§ PROMPT: Collect the lines of the entries where "Answer" shows up.

==== PROVIDED DATA ====

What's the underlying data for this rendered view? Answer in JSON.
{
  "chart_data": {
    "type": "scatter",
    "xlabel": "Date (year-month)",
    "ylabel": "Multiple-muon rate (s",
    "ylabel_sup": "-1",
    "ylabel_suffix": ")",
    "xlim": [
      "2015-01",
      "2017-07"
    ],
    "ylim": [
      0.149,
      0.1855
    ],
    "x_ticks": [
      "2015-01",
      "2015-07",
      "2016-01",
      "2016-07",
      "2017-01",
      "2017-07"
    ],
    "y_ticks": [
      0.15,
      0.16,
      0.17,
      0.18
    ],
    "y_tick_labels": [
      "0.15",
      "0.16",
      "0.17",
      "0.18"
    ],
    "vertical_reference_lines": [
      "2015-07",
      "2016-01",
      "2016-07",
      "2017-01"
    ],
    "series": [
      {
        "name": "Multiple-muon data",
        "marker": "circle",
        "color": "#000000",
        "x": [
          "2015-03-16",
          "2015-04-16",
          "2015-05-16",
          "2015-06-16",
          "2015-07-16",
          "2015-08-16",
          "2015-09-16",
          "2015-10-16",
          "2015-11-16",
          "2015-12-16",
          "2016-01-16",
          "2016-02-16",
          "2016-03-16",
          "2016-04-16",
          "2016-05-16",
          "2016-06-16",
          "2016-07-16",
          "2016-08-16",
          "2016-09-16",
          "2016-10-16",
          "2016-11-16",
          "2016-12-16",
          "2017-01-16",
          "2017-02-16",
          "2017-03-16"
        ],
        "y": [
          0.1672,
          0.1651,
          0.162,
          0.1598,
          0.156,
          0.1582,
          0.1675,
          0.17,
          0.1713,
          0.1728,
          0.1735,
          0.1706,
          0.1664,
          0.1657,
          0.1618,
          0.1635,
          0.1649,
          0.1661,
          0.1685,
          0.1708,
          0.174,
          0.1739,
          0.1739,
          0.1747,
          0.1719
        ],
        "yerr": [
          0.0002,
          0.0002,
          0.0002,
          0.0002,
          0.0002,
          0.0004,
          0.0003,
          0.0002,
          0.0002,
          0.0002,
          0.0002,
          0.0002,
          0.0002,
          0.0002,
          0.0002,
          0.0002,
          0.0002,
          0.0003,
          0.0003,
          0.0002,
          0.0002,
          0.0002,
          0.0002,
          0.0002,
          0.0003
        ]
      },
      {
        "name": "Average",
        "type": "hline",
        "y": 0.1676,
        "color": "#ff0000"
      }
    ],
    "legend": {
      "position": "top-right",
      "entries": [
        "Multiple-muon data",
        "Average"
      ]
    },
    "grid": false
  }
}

====
==== PROVIDED DATA ====

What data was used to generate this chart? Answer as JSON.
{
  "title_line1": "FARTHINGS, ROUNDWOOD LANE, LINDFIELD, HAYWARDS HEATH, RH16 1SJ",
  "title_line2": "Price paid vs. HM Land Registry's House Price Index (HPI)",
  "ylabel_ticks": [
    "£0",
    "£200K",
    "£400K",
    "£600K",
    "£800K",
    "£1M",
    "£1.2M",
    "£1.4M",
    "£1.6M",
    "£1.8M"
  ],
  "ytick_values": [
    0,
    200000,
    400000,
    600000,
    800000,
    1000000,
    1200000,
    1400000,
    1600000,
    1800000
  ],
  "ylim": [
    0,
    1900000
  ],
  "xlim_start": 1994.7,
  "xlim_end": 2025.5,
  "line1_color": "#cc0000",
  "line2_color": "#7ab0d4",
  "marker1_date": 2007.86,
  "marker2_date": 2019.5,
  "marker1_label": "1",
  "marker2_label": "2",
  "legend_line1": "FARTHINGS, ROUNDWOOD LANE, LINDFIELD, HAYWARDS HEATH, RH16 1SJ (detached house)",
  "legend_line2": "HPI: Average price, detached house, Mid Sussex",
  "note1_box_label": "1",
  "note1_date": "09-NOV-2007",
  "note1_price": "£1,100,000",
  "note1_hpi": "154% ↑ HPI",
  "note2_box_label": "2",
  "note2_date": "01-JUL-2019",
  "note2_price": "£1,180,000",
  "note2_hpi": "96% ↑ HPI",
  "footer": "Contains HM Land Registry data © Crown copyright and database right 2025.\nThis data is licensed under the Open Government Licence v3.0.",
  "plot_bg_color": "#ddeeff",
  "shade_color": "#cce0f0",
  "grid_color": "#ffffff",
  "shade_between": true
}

====

§ EXERCISE RESPONSE:
What's the underlying data for this rendered view? Answer in JSON.
What data was used to generate this chart? Answer as JSON.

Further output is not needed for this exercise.